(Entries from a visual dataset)
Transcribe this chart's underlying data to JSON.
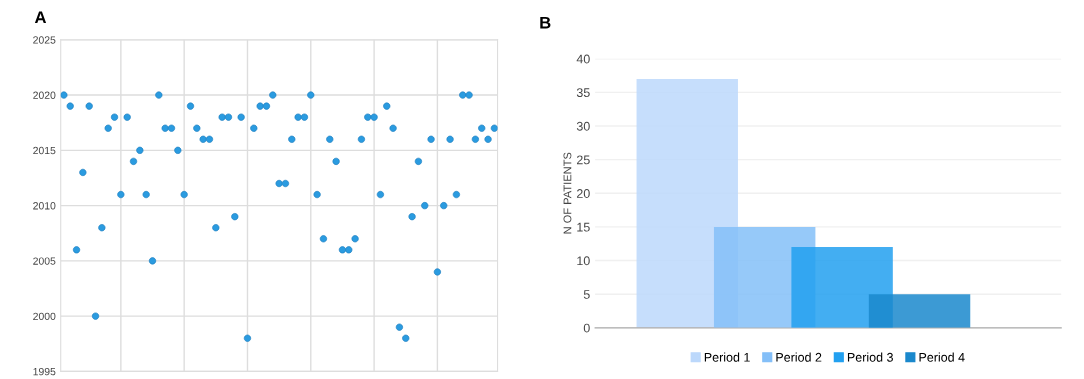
{
  "chart_data": [
    {
      "type": "scatter",
      "title": "A",
      "categories": [
        null,
        null,
        null,
        null,
        null,
        null,
        null,
        null,
        null,
        null,
        null,
        null,
        null,
        null,
        null,
        null,
        null,
        null,
        null,
        null,
        null,
        null,
        null,
        null,
        null,
        null,
        null,
        null,
        null,
        null,
        null,
        null,
        null,
        null,
        null,
        null,
        null,
        null,
        null,
        null,
        null,
        null,
        null,
        null,
        null,
        null,
        null,
        null,
        null,
        null,
        null,
        null,
        null,
        null,
        null,
        null,
        null,
        null,
        null,
        null,
        null,
        null,
        null,
        null,
        null,
        null,
        null,
        null,
        null
      ],
      "series": [
        {
          "color": "#2a9be0",
          "values": [
            2020,
            2019,
            2006,
            2013,
            2019,
            2000,
            2008,
            2017,
            2018,
            2011,
            2018,
            2014,
            2015,
            2011,
            2005,
            2020,
            2017,
            2017,
            2015,
            2011,
            2019,
            2017,
            2016,
            2016,
            2008,
            2018,
            2018,
            2009,
            2018,
            1998,
            2017,
            2019,
            2019,
            2020,
            2012,
            2012,
            2016,
            2018,
            2018,
            2020,
            2011,
            2007,
            2016,
            2014,
            2006,
            2006,
            2007,
            2016,
            2018,
            2018,
            2011,
            2019,
            2017,
            1999,
            1998,
            2009,
            2014,
            2010,
            2016,
            2004,
            2010,
            2016,
            2011,
            2020,
            2020,
            2016,
            2017,
            2016,
            2017
          ]
        }
      ],
      "ylim": [
        1995,
        2025
      ],
      "yticks": [
        1995,
        2000,
        2005,
        2010,
        2015,
        2020,
        2025
      ],
      "tick_labels": "y",
      "grid": true,
      "marker": "circle"
    },
    {
      "type": "bar",
      "title": "B",
      "ylabel": "N OF PATIENTS",
      "categories": [
        null
      ],
      "series": [
        {
          "name": "Period 1",
          "color": "#bcd8fb",
          "values": [
            37
          ]
        },
        {
          "name": "Period 2",
          "color": "#84bff8",
          "values": [
            15
          ]
        },
        {
          "name": "Period 3",
          "color": "#22a0f0",
          "values": [
            12
          ]
        },
        {
          "name": "Period 4",
          "color": "#1a88cc",
          "values": [
            5
          ]
        }
      ],
      "ylim": [
        0,
        40
      ],
      "yticks": [
        0,
        5,
        10,
        15,
        20,
        25,
        30,
        35,
        40
      ],
      "grid": "y",
      "legend": "bottom"
    }
  ]
}
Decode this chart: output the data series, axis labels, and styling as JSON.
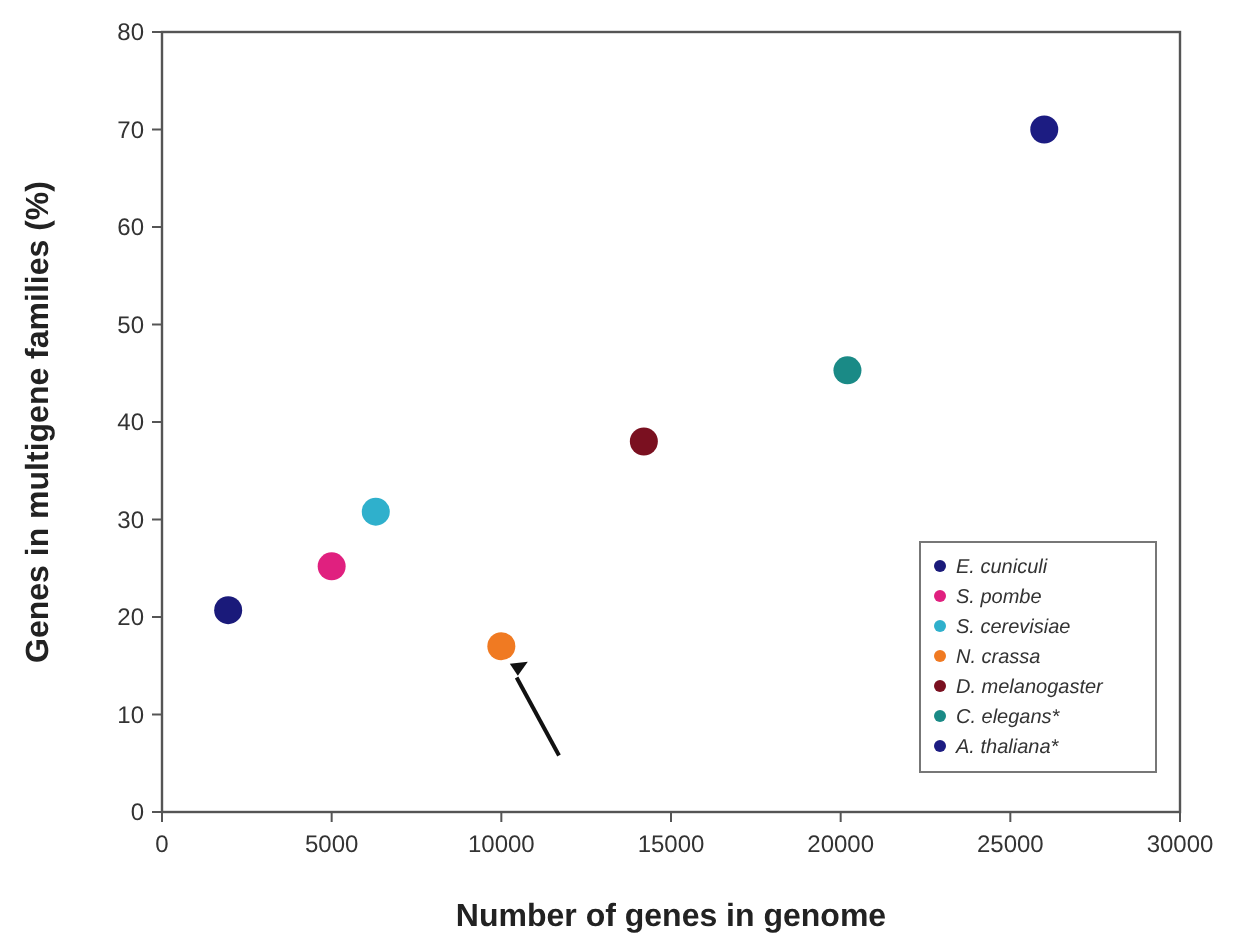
{
  "chart_data": {
    "type": "scatter",
    "xlabel": "Number of genes in genome",
    "ylabel": "Genes in multigene families (%)",
    "xlim": [
      0,
      30000
    ],
    "xticks": [
      0,
      5000,
      10000,
      15000,
      20000,
      25000,
      30000
    ],
    "ylim": [
      0,
      80
    ],
    "yticks": [
      0,
      10,
      20,
      30,
      40,
      50,
      60,
      70,
      80
    ],
    "grid": false,
    "legend": "bottom right",
    "marker": "circle",
    "series": [
      {
        "name": "E. cuniculi",
        "color": "#1a1a7a",
        "x": [
          1950
        ],
        "values": [
          20.7
        ]
      },
      {
        "name": "S. pombe",
        "color": "#e0207f",
        "x": [
          5000
        ],
        "values": [
          25.2
        ]
      },
      {
        "name": "S. cerevisiae",
        "color": "#2fb0cc",
        "x": [
          6300
        ],
        "values": [
          30.8
        ]
      },
      {
        "name": "N. crassa",
        "color": "#f07a22",
        "x": [
          10000
        ],
        "values": [
          17
        ]
      },
      {
        "name": "D. melanogaster",
        "color": "#7a1020",
        "x": [
          14200
        ],
        "values": [
          38
        ]
      },
      {
        "name": "C. elegans*",
        "color": "#1a8a86",
        "x": [
          20200
        ],
        "values": [
          45.3
        ]
      },
      {
        "name": "A. thaliana*",
        "color": "#1c1c82",
        "x": [
          26000
        ],
        "values": [
          70
        ]
      }
    ]
  }
}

## [Work task]
Output the records above exactly as written, but leave out the pictures.

## [Written answer]
Transcribe this chart's underlying data to JSON.
{
  "chart_data": [
    {
      "type": "scatter",
      "title": "A",
      "categories": [
        null,
        null,
        null,
        null,
        null,
        null,
        null,
        null,
        null,
        null,
        null,
        null,
        null,
        null,
        null,
        null,
        null,
        null,
        null,
        null,
        null,
        null,
        null,
        null,
        null,
        null,
        null,
        null,
        null,
        null,
        null,
        null,
        null,
        null,
        null,
        null,
        null,
        null,
        null,
        null,
        null,
        null,
        null,
        null,
        null,
        null,
        null,
        null,
        null,
        null,
        null,
        null,
        null,
        null,
        null,
        null,
        null,
        null,
        null,
        null,
        null,
        null,
        null,
        null,
        null,
        null,
        null,
        null,
        null
      ],
      "series": [
        {
          "color": "#2a9be0",
          "values": [
            2020,
            2019,
            2006,
            2013,
            2019,
            2000,
            2008,
            2017,
            2018,
            2011,
            2018,
            2014,
            2015,
            2011,
            2005,
            2020,
            2017,
            2017,
            2015,
            2011,
            2019,
            2017,
            2016,
            2016,
            2008,
            2018,
            2018,
            2009,
            2018,
            1998,
            2017,
            2019,
            2019,
            2020,
            2012,
            2012,
            2016,
            2018,
            2018,
            2020,
            2011,
            2007,
            2016,
            2014,
            2006,
            2006,
            2007,
            2016,
            2018,
            2018,
            2011,
            2019,
            2017,
            1999,
            1998,
            2009,
            2014,
            2010,
            2016,
            2004,
            2010,
            2016,
            2011,
            2020,
            2020,
            2016,
            2017,
            2016,
            2017
          ]
        }
      ],
      "ylim": [
        1995,
        2025
      ],
      "yticks": [
        1995,
        2000,
        2005,
        2010,
        2015,
        2020,
        2025
      ],
      "tick_labels": "y",
      "grid": true,
      "marker": "circle"
    },
    {
      "type": "bar",
      "title": "B",
      "ylabel": "N OF PATIENTS",
      "categories": [
        null
      ],
      "series": [
        {
          "name": "Period 1",
          "color": "#bcd8fb",
          "values": [
            37
          ]
        },
        {
          "name": "Period 2",
          "color": "#84bff8",
          "values": [
            15
          ]
        },
        {
          "name": "Period 3",
          "color": "#22a0f0",
          "values": [
            12
          ]
        },
        {
          "name": "Period 4",
          "color": "#1a88cc",
          "values": [
            5
          ]
        }
      ],
      "ylim": [
        0,
        40
      ],
      "yticks": [
        0,
        5,
        10,
        15,
        20,
        25,
        30,
        35,
        40
      ],
      "grid": "y",
      "legend": "bottom"
    }
  ]
}
Decode this chart: output the data series, axis labels, and styling as JSON.
{
  "chart_data": {
    "type": "scatter",
    "xlabel": "Number of genes in genome",
    "ylabel": "Genes in multigene families (%)",
    "xlim": [
      0,
      30000
    ],
    "xticks": [
      0,
      5000,
      10000,
      15000,
      20000,
      25000,
      30000
    ],
    "ylim": [
      0,
      80
    ],
    "yticks": [
      0,
      10,
      20,
      30,
      40,
      50,
      60,
      70,
      80
    ],
    "grid": false,
    "legend": "bottom right",
    "marker": "circle",
    "series": [
      {
        "name": "E. cuniculi",
        "color": "#1a1a7a",
        "x": [
          1950
        ],
        "values": [
          20.7
        ]
      },
      {
        "name": "S. pombe",
        "color": "#e0207f",
        "x": [
          5000
        ],
        "values": [
          25.2
        ]
      },
      {
        "name": "S. cerevisiae",
        "color": "#2fb0cc",
        "x": [
          6300
        ],
        "values": [
          30.8
        ]
      },
      {
        "name": "N. crassa",
        "color": "#f07a22",
        "x": [
          10000
        ],
        "values": [
          17
        ]
      },
      {
        "name": "D. melanogaster",
        "color": "#7a1020",
        "x": [
          14200
        ],
        "values": [
          38
        ]
      },
      {
        "name": "C. elegans*",
        "color": "#1a8a86",
        "x": [
          20200
        ],
        "values": [
          45.3
        ]
      },
      {
        "name": "A. thaliana*",
        "color": "#1c1c82",
        "x": [
          26000
        ],
        "values": [
          70
        ]
      }
    ]
  }
}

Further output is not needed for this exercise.